═════ Stored data

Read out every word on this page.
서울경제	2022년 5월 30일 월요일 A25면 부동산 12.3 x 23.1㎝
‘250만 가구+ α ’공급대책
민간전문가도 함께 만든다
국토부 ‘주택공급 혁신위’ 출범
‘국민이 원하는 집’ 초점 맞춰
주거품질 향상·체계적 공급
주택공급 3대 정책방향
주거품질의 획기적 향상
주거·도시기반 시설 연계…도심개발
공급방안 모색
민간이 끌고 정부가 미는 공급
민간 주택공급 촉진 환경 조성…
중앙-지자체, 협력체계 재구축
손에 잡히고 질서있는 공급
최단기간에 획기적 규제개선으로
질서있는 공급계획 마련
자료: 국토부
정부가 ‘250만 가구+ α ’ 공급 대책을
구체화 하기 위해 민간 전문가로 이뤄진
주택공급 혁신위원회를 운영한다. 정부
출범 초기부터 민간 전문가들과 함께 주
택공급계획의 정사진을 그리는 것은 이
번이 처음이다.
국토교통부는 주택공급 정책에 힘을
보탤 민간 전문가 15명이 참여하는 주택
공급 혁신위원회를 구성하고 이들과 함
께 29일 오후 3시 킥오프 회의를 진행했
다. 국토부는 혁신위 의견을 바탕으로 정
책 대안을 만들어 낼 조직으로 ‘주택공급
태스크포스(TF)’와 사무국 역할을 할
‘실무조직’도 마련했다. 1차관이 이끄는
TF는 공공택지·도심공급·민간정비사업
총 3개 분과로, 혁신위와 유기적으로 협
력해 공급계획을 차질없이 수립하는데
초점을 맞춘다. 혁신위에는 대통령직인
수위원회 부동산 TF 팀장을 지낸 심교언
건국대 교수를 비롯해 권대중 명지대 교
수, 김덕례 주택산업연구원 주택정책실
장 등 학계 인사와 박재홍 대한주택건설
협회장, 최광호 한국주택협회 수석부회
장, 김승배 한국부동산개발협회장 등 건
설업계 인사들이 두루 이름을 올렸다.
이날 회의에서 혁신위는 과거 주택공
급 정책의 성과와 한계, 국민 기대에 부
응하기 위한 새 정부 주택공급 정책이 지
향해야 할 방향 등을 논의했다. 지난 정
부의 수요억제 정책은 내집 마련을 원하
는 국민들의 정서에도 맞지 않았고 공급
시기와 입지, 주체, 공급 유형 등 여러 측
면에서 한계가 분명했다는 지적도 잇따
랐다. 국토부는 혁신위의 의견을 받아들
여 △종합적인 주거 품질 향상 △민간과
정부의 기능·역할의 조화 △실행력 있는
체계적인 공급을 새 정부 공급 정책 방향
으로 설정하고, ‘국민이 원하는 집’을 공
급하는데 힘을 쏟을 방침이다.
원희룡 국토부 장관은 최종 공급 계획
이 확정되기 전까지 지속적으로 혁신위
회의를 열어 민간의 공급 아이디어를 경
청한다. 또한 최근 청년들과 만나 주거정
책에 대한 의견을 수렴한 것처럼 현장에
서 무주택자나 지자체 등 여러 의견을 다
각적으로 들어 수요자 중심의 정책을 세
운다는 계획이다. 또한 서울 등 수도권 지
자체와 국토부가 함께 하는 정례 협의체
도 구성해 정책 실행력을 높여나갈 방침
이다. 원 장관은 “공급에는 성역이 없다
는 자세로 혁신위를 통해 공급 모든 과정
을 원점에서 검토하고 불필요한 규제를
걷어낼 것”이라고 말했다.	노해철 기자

══════════
═════ Stored data

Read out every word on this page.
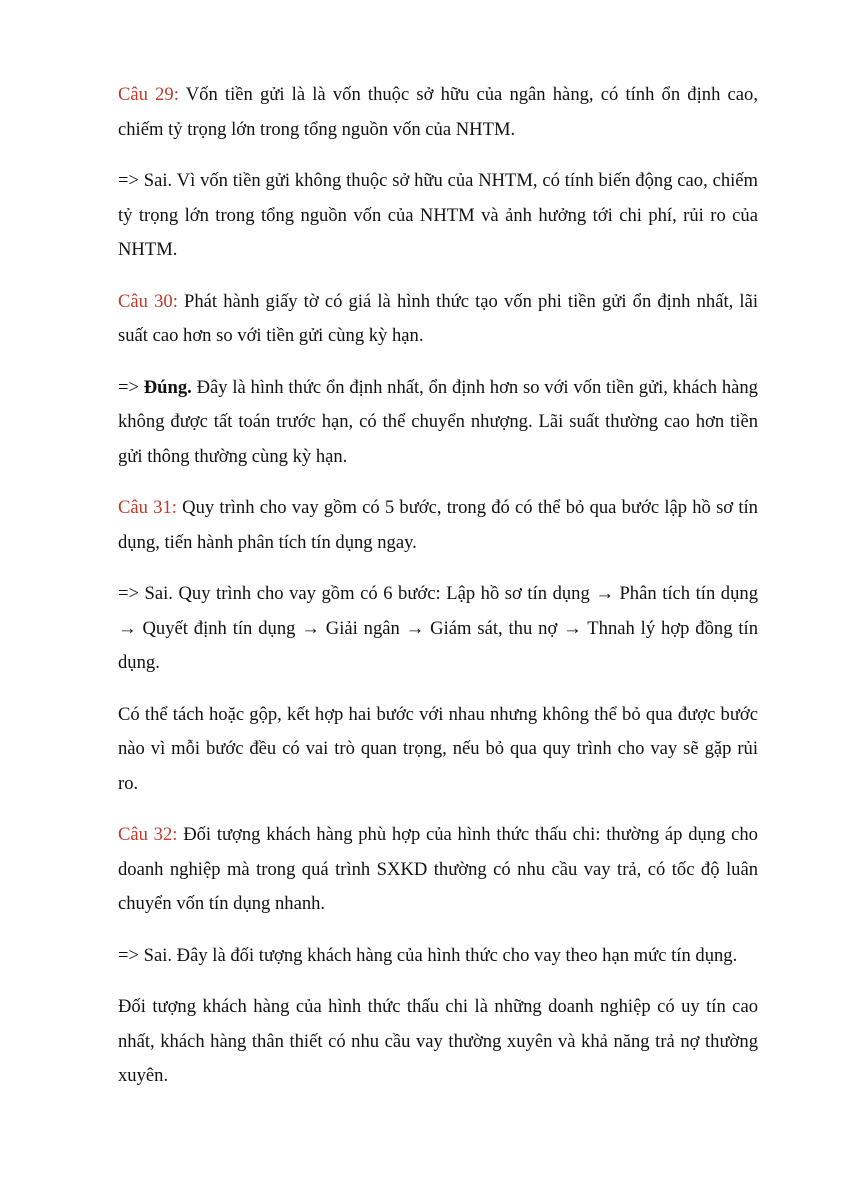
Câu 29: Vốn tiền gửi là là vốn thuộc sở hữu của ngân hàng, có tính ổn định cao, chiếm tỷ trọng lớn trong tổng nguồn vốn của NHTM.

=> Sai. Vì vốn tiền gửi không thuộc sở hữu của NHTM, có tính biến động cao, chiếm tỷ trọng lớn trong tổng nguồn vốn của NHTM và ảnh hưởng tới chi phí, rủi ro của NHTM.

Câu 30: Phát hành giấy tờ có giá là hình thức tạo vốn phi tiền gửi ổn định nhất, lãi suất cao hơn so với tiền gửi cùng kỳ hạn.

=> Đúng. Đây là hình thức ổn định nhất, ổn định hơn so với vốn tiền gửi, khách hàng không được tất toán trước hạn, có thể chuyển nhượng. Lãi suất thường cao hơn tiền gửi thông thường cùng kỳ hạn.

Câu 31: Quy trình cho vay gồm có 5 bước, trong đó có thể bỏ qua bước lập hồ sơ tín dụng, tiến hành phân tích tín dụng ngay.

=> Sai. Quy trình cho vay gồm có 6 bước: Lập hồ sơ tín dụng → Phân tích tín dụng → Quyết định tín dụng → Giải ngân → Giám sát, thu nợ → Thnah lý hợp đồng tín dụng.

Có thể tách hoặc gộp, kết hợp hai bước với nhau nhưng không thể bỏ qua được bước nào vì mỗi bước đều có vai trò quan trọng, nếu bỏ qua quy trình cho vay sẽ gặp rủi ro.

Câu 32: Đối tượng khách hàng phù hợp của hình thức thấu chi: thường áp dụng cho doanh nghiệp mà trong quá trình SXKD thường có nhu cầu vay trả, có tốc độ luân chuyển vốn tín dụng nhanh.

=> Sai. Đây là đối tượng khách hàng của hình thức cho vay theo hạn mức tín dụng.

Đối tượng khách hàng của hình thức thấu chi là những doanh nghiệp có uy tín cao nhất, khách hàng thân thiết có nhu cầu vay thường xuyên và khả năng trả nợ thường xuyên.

══════════
═════ Stored data

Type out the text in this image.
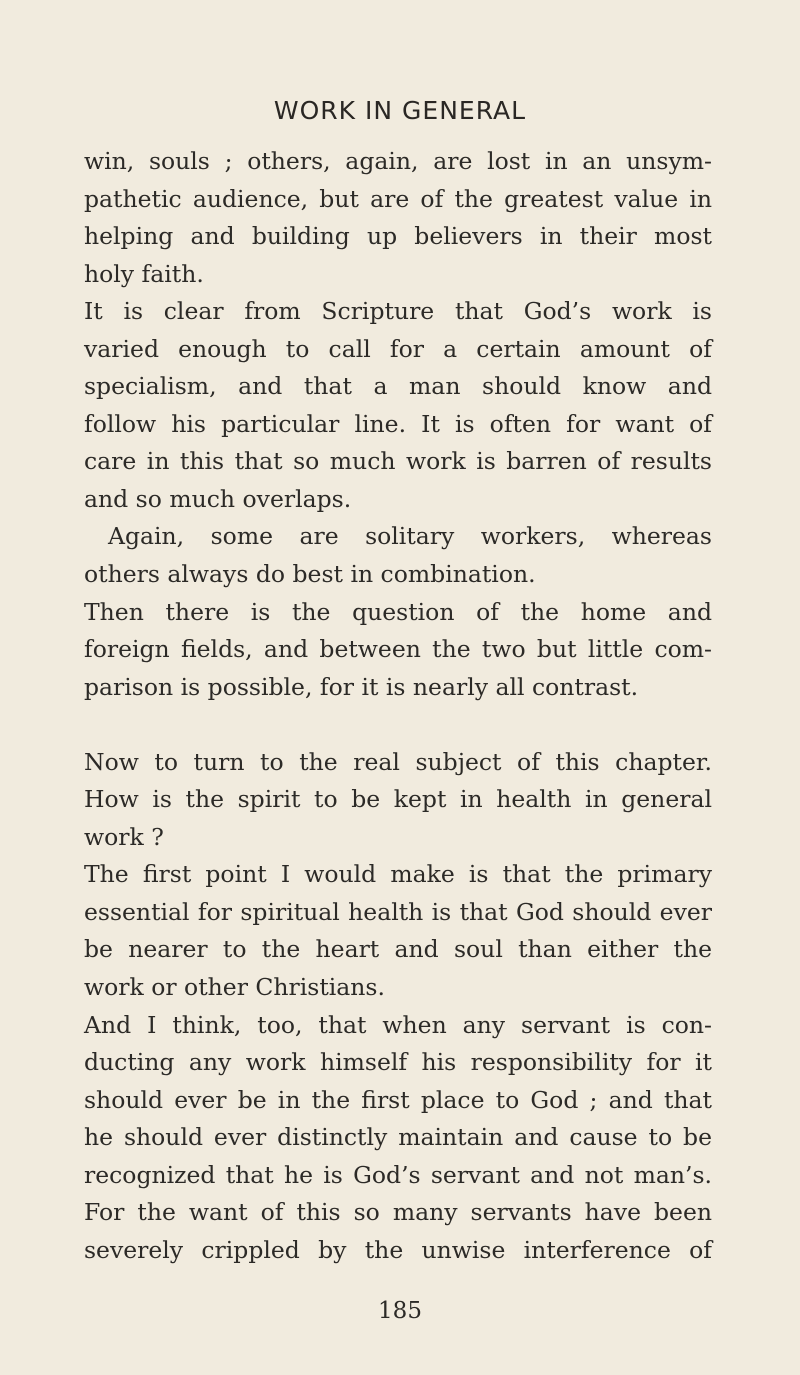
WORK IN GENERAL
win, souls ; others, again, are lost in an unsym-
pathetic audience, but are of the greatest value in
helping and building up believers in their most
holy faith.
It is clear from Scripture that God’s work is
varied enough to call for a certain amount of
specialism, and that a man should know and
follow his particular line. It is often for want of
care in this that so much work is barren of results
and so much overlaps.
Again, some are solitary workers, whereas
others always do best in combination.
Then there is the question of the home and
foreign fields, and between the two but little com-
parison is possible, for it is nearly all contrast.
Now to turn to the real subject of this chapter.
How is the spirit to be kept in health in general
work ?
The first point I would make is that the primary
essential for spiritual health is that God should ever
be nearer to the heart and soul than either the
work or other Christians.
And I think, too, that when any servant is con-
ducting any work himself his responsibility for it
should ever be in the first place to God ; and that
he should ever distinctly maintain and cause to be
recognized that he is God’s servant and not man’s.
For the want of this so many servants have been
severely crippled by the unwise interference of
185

══════════

Directive =
The word "much" may turn up on some lines of these records; say how many, with no other words.

Answer for this exercise =
2